Take every line from the material that has the word "lados" in it.

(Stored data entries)
-=-=-=-=-
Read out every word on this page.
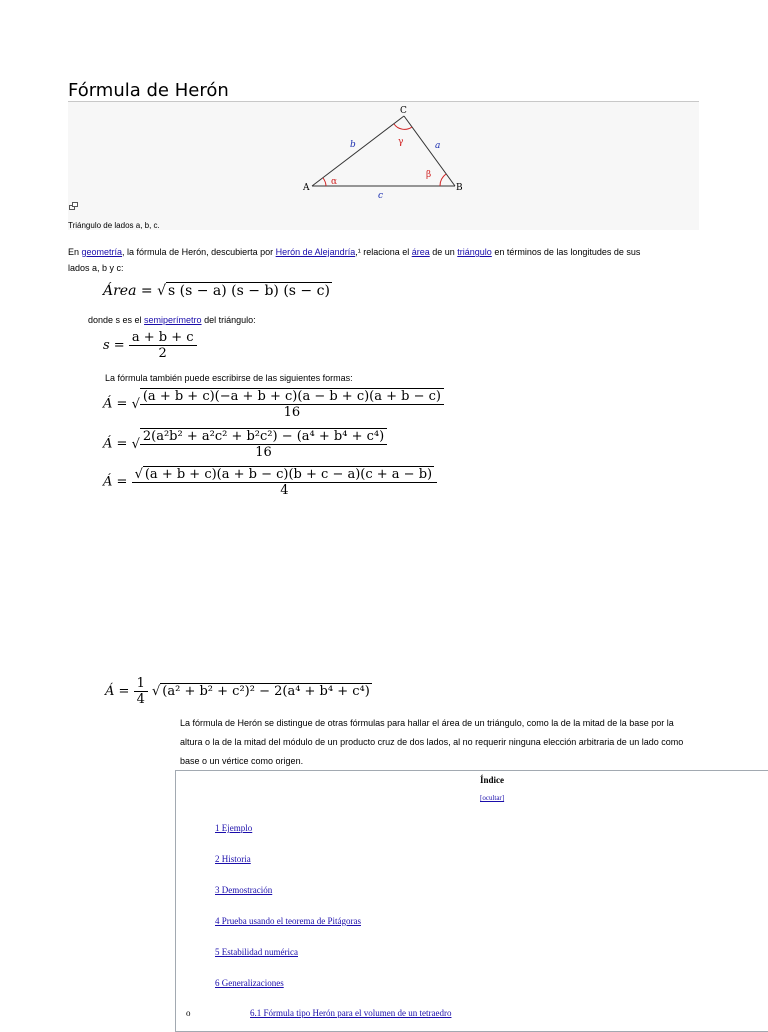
Fórmula de Herón
A	B
C
a
b
c
α
β
γ
Triángulo de lados a, b, c.
En geometría, la fórmula de Herón, descubierta por Herón de Alejandría,¹ relaciona el área de un triángulo en términos de las longitudes de sus
lados a, b y c:
Área = √ s (s − a) (s − b) (s − c)
donde s es el semiperímetro del triángulo:
$s = \frac{a + b + c}{2}$
La fórmula también puede escribirse de las siguientes formas:
Á = √ $\frac{(a + b + c)(-a + b + c)(a - b + c)(a + b - c)}{16}$
Á = √ $\frac{\text{2(a²b² + a²c² + b²c²) − (a⁴ + b⁴ + c⁴)}}{16}$
Á = $\frac{√ (a + b + c)(a + b - c)(b + c - a)(c + a - b)}{4}$
Á = $\frac{1}{4}$ √ (a² + b² + c²)² − 2(a⁴ + b⁴ + c⁴)
La fórmula de Herón se distingue de otras fórmulas para hallar el área de un triángulo, como la de la mitad de la base por la
altura o la de la mitad del módulo de un producto cruz de dos lados, al no requerir ninguna elección arbitraria de un lado como
base o un vértice como origen.
Índice
[ocultar]
1 Ejemplo
2 Historia
3 Demostración
4 Prueba usando el teorema de Pitágoras
5 Estabilidad numérica
6 Generalizaciones
o	6.1 Fórmula tipo Herón para el volumen de un tetraedro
-=-=-=-=-
**Exercise answer**
Triángulo de lados a, b, c.
lados a, b y c:
altura o la de la mitad del módulo de un producto cruz de dos lados, al no requerir ninguna elección arbitraria de un lado como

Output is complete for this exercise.